* Objective
Count up the lines in the following listing that hold the word "ffffff", then give only that count.

* Data
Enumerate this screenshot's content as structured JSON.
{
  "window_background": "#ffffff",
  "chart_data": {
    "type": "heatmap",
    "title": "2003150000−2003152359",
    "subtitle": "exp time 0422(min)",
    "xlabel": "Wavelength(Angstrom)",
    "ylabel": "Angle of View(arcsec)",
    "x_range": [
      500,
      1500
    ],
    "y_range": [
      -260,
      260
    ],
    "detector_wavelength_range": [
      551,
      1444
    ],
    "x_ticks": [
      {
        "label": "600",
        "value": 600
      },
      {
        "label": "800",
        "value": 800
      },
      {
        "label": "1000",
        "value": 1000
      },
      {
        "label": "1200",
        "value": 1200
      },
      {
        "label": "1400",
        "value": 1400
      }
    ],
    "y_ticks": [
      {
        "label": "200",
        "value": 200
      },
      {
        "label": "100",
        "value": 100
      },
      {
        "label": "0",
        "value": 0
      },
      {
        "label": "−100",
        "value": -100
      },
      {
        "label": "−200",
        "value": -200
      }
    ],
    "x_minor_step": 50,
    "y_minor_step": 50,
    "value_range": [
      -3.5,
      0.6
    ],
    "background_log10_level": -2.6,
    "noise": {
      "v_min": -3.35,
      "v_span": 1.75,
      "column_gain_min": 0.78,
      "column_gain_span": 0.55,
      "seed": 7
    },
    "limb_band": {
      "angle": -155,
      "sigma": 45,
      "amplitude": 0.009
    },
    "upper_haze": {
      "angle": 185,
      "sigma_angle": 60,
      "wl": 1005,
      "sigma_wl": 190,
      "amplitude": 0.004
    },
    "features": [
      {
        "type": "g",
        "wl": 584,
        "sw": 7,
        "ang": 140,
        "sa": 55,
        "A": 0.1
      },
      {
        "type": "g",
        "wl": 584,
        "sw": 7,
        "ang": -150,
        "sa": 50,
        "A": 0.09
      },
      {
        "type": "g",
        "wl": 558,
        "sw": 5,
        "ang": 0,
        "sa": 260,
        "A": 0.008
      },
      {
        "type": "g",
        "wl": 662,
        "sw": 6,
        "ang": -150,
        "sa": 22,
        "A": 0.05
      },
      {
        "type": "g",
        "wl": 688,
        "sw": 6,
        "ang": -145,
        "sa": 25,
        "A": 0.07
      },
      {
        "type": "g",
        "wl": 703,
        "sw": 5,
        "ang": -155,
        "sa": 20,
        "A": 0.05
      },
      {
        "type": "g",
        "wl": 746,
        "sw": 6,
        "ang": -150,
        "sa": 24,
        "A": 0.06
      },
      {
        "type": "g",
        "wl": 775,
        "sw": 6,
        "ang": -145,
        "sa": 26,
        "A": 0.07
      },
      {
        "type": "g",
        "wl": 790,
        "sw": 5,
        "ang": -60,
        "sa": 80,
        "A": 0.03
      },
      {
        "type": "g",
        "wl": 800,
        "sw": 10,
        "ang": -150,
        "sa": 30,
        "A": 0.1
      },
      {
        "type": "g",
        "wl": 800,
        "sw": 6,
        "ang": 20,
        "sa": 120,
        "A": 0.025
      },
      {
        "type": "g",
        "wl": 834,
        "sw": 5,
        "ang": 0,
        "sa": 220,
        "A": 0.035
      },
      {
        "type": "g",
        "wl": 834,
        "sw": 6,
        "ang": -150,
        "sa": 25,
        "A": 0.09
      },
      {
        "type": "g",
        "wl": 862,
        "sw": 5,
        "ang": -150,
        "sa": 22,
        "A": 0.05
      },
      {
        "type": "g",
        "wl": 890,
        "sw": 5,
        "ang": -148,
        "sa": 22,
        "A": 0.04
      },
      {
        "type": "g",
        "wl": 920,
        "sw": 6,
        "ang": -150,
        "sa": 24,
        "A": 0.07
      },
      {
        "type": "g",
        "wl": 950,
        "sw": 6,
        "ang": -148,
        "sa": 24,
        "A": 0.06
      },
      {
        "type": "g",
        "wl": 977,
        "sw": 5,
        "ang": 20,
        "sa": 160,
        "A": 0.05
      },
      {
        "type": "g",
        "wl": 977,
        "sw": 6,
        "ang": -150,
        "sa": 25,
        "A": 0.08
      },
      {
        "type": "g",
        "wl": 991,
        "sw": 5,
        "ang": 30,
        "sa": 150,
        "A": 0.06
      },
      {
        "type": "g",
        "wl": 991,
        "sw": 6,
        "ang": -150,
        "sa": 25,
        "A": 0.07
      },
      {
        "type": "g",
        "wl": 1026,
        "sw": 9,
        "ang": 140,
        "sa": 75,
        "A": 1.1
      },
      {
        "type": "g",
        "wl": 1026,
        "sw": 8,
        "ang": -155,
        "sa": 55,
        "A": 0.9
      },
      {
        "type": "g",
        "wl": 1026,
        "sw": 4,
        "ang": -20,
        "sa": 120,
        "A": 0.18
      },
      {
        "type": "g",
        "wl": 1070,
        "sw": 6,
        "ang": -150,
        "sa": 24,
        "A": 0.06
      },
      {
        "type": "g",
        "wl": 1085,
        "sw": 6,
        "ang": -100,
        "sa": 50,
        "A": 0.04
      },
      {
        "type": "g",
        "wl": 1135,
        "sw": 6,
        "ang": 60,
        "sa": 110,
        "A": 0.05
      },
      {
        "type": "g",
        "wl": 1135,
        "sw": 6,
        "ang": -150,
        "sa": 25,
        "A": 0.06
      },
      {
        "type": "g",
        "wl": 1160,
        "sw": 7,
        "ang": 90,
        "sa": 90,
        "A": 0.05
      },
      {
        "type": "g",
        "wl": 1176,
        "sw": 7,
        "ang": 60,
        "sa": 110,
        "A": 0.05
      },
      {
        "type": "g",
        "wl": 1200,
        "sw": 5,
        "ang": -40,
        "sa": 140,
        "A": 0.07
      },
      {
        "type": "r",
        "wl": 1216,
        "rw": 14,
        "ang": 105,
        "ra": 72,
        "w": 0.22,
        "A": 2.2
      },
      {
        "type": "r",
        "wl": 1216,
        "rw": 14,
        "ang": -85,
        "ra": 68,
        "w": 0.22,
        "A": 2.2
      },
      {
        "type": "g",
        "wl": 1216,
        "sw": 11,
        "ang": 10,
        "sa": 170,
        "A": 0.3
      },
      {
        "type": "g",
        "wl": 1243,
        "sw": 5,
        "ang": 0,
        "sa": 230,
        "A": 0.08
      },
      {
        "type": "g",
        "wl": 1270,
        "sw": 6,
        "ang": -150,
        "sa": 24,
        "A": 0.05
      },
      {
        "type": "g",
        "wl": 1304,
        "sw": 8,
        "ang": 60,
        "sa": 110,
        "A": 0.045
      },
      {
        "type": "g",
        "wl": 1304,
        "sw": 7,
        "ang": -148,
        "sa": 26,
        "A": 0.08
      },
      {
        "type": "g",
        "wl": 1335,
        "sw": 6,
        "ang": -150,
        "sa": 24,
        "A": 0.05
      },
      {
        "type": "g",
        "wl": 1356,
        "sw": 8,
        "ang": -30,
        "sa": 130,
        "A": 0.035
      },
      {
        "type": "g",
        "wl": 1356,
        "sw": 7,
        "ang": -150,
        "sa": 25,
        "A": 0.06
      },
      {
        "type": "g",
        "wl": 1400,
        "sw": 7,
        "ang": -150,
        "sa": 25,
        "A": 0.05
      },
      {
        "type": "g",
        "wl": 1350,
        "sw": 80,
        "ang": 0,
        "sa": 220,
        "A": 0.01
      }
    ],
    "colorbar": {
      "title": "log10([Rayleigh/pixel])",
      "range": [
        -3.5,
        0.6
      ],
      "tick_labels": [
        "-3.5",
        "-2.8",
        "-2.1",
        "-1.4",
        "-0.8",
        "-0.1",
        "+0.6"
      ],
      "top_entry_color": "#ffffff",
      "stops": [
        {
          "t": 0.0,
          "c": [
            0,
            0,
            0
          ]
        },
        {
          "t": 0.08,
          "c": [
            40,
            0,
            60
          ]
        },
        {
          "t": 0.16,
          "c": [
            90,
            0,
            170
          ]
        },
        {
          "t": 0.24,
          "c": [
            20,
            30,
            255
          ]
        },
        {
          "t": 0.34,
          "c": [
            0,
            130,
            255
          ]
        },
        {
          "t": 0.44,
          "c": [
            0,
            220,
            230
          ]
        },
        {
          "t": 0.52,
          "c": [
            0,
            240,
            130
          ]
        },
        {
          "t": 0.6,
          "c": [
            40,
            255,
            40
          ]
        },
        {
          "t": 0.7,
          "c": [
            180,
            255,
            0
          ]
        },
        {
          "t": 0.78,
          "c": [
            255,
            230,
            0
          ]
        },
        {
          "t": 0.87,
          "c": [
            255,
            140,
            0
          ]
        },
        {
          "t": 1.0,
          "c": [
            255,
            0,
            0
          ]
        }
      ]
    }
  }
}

* Answer to this task
2